Aim: Go through the data below. Pull out every line that has the word "color".

Entries taken from a collection:
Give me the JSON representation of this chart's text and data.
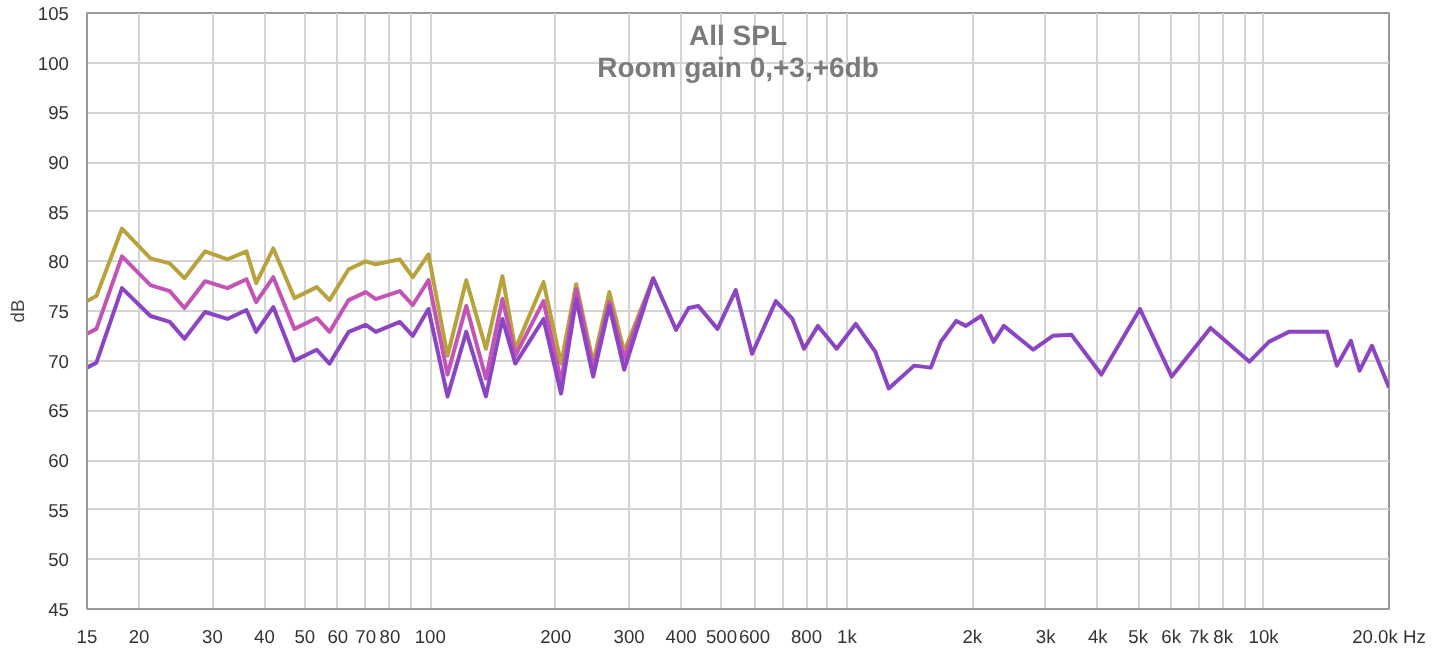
{
  "chart_data": {
    "type": "line",
    "title": "All SPL",
    "subtitle": "Room gain 0,+3,+6db",
    "ylabel": "dB",
    "x": [
      15,
      15.8,
      18.2,
      21.3,
      23.7,
      25.7,
      28.8,
      32.6,
      36.2,
      38.2,
      42,
      47.2,
      53.4,
      57.3,
      63.7,
      70,
      74,
      84.5,
      90.8,
      99,
      110,
      122,
      136,
      149,
      160,
      187,
      206,
      224,
      246,
      269,
      292,
      343,
      389,
      417,
      440,
      489,
      541,
      592,
      675,
      740,
      789,
      852,
      945,
      1050,
      1170,
      1260,
      1450,
      1590,
      1680,
      1830,
      1930,
      2100,
      2250,
      2380,
      2800,
      3120,
      3460,
      4080,
      5050,
      6020,
      7460,
      9250,
      10300,
      11500,
      12800,
      14200,
      15000,
      16200,
      17000,
      18200,
      20000
    ],
    "series": [
      {
        "color": "#b8a23c",
        "values": [
          76.0,
          76.5,
          83.3,
          80.3,
          79.8,
          78.3,
          81.0,
          80.2,
          81.0,
          77.8,
          81.3,
          76.3,
          77.4,
          76.1,
          79.2,
          80.0,
          79.7,
          80.2,
          78.4,
          80.7,
          70.5,
          78.1,
          71.2,
          78.5,
          71.2,
          77.9,
          69.7,
          77.7,
          69.8,
          76.9,
          70.9,
          78.3,
          null,
          null,
          null,
          null,
          null,
          null,
          null,
          null,
          null,
          null,
          null,
          null,
          null,
          null,
          null,
          null,
          null,
          null,
          null,
          null,
          null,
          null,
          null,
          null,
          null,
          null,
          null,
          null,
          null,
          null,
          null,
          null,
          null,
          null,
          null,
          null,
          null,
          null,
          null
        ]
      },
      {
        "color": "#c353b4",
        "values": [
          72.7,
          73.2,
          80.5,
          77.6,
          77.0,
          75.3,
          78.0,
          77.3,
          78.2,
          75.9,
          78.4,
          73.2,
          74.3,
          72.9,
          76.1,
          76.9,
          76.2,
          77.0,
          75.6,
          78.1,
          68.6,
          75.5,
          68.2,
          76.2,
          70.5,
          76.0,
          67.9,
          77.2,
          69.2,
          75.9,
          70.2,
          78.3,
          null,
          null,
          null,
          null,
          null,
          null,
          null,
          null,
          null,
          null,
          null,
          null,
          null,
          null,
          null,
          null,
          null,
          null,
          null,
          null,
          null,
          null,
          null,
          null,
          null,
          null,
          null,
          null,
          null,
          null,
          null,
          null,
          null,
          null,
          null,
          null,
          null,
          null,
          null
        ]
      },
      {
        "color": "#8c45c2",
        "values": [
          69.3,
          69.8,
          77.3,
          74.5,
          73.9,
          72.2,
          74.9,
          74.2,
          75.1,
          72.9,
          75.4,
          70.0,
          71.1,
          69.7,
          72.9,
          73.6,
          72.9,
          73.9,
          72.5,
          75.2,
          66.4,
          72.9,
          66.4,
          74.2,
          69.7,
          74.2,
          66.7,
          76.2,
          68.4,
          75.5,
          69.1,
          78.3,
          73.1,
          75.3,
          75.5,
          73.2,
          77.1,
          70.7,
          76.0,
          74.2,
          71.2,
          73.5,
          71.2,
          73.7,
          70.9,
          67.2,
          69.5,
          69.3,
          71.9,
          74.0,
          73.5,
          74.5,
          71.9,
          73.5,
          71.1,
          72.5,
          72.6,
          68.6,
          75.2,
          68.4,
          73.3,
          69.9,
          71.9,
          72.9,
          72.9,
          72.9,
          69.5,
          72.0,
          69.0,
          71.5,
          67.3
        ]
      }
    ],
    "log": "x",
    "xlim": [
      15,
      20000
    ],
    "ylim": [
      45,
      105
    ],
    "xticks": [
      15,
      20,
      30,
      40,
      50,
      60,
      70,
      80,
      {
        "value": 90,
        "label": null
      },
      100,
      200,
      300,
      400,
      500,
      600,
      {
        "value": 700,
        "label": null
      },
      800,
      {
        "value": 900,
        "label": null
      },
      {
        "value": 1000,
        "label": "1k"
      },
      {
        "value": 2000,
        "label": "2k"
      },
      {
        "value": 3000,
        "label": "3k"
      },
      {
        "value": 4000,
        "label": "4k"
      },
      {
        "value": 5000,
        "label": "5k"
      },
      {
        "value": 6000,
        "label": "6k"
      },
      {
        "value": 7000,
        "label": "7k"
      },
      {
        "value": 8000,
        "label": "8k"
      },
      {
        "value": 9000,
        "label": null
      },
      {
        "value": 10000,
        "label": "10k"
      },
      {
        "value": 20000,
        "label": "20.0k Hz"
      }
    ],
    "yticks": [
      45,
      50,
      55,
      60,
      65,
      70,
      75,
      80,
      85,
      90,
      95,
      100,
      105
    ],
    "grid": true,
    "marker": "none",
    "line_style": "solid"
  }
}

Response:
        "color": "#b8a23c",
        "color": "#c353b4",
        "color": "#8c45c2",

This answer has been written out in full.